• ACTION ITEM
Extract all lines that hold "name" from the records below.

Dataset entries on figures
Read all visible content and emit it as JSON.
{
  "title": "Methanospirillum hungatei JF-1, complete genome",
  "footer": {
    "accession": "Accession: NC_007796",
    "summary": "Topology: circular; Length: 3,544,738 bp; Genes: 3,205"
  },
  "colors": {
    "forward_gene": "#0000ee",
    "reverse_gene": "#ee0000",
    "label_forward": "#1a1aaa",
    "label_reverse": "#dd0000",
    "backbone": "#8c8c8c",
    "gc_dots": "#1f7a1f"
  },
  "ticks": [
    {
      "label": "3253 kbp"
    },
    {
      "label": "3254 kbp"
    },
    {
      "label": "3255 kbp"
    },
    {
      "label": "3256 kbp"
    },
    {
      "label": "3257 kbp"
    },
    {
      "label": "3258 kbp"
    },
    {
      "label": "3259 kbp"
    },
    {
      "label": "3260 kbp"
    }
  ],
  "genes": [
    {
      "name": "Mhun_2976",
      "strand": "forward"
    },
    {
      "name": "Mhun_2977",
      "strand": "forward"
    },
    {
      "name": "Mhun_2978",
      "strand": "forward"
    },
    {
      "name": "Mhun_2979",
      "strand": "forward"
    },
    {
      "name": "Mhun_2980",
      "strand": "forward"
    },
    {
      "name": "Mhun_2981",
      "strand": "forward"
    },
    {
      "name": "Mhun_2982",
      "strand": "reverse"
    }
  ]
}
--
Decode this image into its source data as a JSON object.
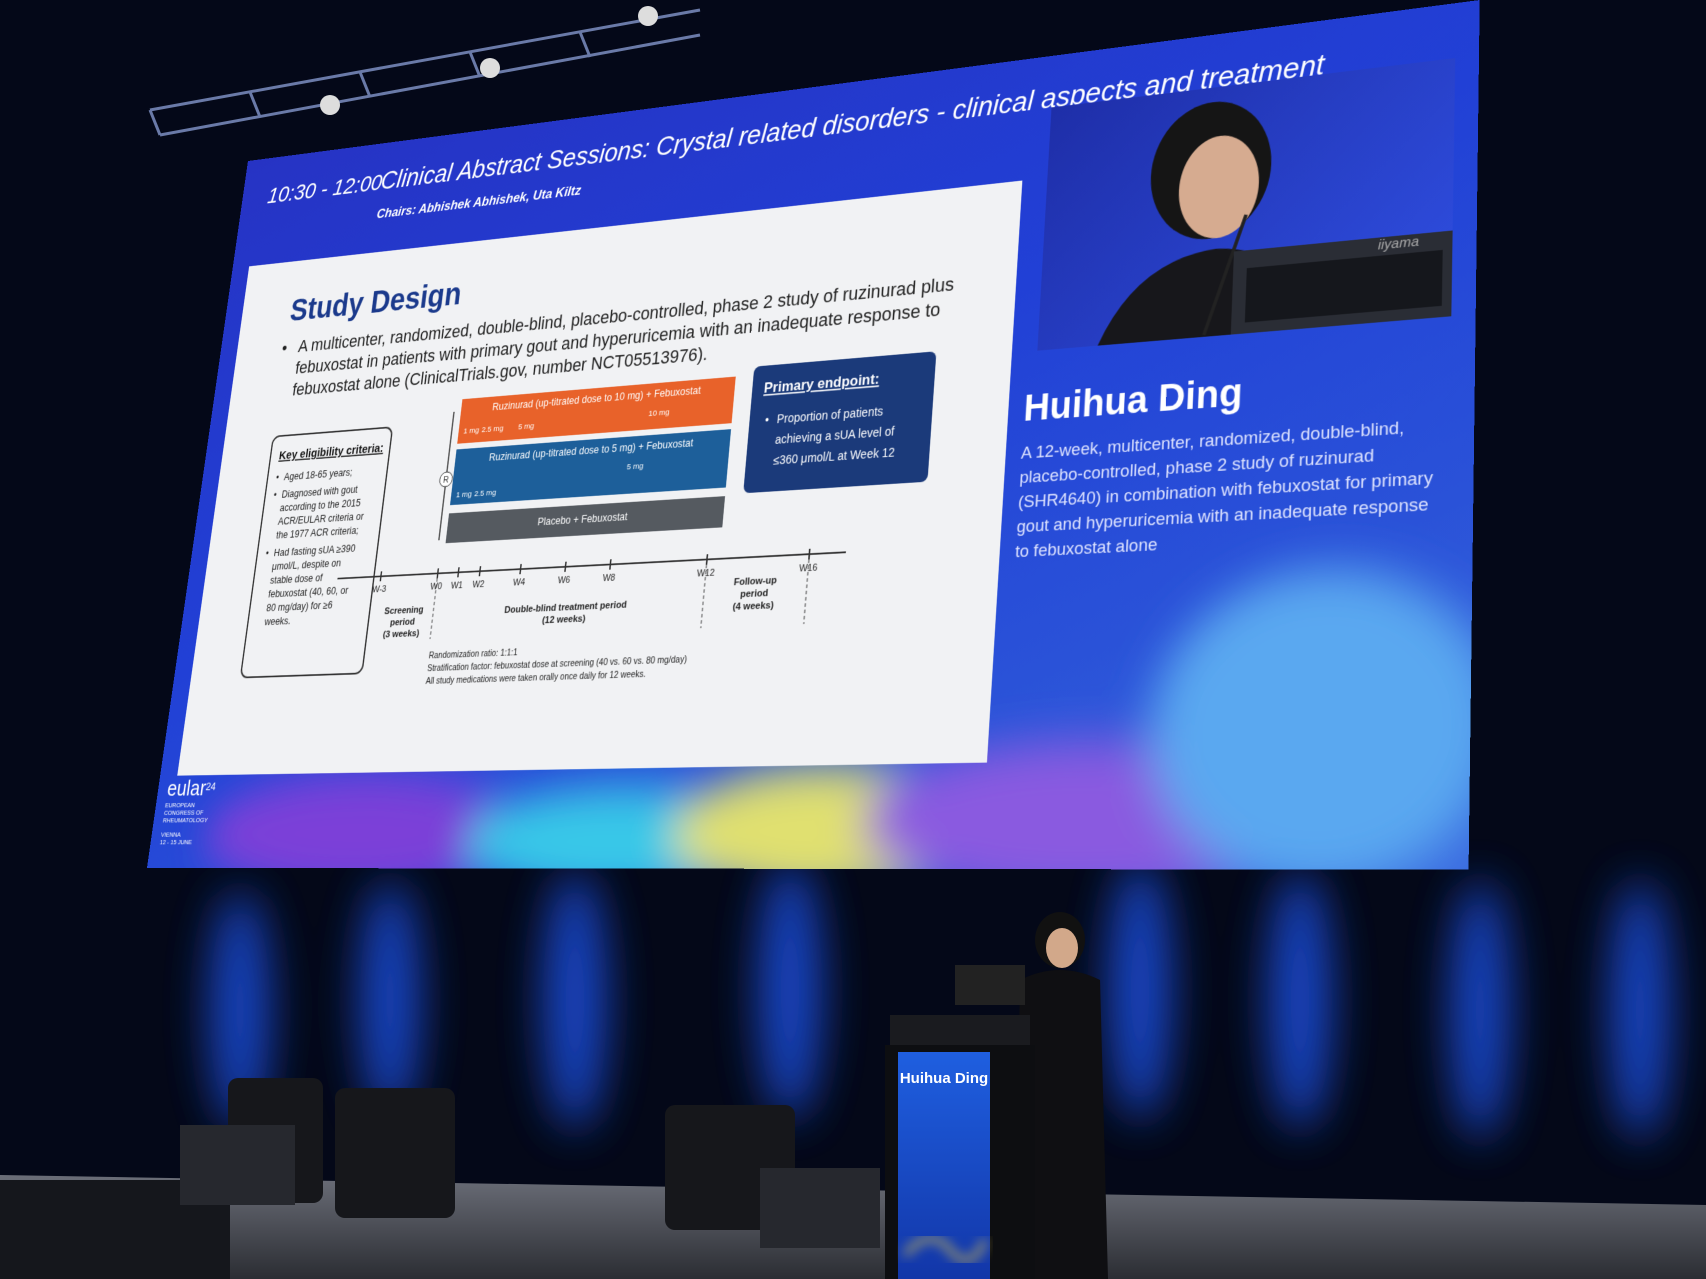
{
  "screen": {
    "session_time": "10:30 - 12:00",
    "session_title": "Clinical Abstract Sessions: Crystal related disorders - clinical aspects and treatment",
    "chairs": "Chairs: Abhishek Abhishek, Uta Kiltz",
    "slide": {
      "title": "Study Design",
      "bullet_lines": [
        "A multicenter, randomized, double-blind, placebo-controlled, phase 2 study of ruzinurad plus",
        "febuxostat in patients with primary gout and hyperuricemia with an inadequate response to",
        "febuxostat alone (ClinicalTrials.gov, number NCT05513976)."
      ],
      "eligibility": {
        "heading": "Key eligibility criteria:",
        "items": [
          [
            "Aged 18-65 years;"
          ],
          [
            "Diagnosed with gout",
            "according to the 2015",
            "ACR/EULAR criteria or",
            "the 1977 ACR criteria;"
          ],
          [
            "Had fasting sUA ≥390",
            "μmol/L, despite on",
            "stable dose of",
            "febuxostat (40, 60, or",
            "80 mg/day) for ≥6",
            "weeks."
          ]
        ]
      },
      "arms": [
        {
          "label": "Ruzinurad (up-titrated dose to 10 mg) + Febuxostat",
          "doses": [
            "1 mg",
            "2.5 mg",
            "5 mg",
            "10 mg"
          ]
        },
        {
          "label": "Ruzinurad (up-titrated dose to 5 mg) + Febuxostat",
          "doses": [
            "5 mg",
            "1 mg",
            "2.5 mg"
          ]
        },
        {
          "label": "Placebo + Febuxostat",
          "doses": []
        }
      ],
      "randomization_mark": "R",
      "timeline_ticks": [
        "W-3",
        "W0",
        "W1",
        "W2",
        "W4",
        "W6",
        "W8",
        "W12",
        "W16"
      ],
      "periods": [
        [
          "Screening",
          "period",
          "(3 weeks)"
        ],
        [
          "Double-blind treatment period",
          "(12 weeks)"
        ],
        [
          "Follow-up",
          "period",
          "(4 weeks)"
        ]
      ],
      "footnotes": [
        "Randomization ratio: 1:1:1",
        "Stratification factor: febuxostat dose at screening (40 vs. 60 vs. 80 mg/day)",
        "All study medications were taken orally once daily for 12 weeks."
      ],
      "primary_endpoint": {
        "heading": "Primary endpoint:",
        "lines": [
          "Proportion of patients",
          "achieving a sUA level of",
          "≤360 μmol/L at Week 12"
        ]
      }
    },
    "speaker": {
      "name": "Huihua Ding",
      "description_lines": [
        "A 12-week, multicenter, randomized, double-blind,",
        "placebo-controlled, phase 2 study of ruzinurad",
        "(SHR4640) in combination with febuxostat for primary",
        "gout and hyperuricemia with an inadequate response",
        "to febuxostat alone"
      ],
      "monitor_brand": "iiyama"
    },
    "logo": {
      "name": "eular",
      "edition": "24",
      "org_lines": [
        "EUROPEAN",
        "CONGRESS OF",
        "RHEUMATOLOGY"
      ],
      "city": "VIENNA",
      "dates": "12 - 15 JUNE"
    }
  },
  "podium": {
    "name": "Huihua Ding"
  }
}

• RESULT BELOW
      "name": "Mhun_2976",
      "name": "Mhun_2977",
      "name": "Mhun_2978",
      "name": "Mhun_2979",
      "name": "Mhun_2980",
      "name": "Mhun_2981",
      "name": "Mhun_2982",
      "name": "Huihua Ding",
      "name": "eular",
    "name": "Huihua Ding"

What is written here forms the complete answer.